Copy all the material below, exactly as it stands.

Recorded information:

= = = = = = =

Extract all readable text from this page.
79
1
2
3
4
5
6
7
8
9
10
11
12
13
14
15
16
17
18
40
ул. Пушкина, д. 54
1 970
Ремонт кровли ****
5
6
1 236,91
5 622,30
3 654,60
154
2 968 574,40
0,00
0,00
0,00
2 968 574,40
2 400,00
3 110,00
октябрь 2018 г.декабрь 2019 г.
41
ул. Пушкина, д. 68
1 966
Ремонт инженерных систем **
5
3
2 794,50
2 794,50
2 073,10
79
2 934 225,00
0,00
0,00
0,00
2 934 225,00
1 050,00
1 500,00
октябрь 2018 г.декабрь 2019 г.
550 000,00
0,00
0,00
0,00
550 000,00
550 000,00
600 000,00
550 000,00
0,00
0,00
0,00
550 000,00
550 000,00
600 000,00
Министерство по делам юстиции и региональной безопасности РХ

= = = = = = =

Task output:
Extract all readable text from this page.
79
1
2
3
4
5
6
7
8
9
10
11
12
13
14
15
16
17
18
40
ул. Пушкина, д. 54
1 970
Ремонт кровли ****
5
6
1 236,91
5 622,30
3 654,60
154
2 968 574,40
0,00
0,00
0,00
2 968 574,40
2 400,00
3 110,00
октябрь 2018 г.декабрь 2019 г.
41
ул. Пушкина, д. 68
1 966
Ремонт инженерных систем **
5
3
2 794,50
2 794,50
2 073,10
79
2 934 225,00
0,00
0,00
0,00
2 934 225,00
1 050,00
1 500,00
октябрь 2018 г.декабрь 2019 г.
550 000,00
0,00
0,00
0,00
550 000,00
550 000,00
600 000,00
550 000,00
0,00
0,00
0,00
550 000,00
550 000,00
600 000,00
Министерство по делам юстиции и региональной безопасности РХ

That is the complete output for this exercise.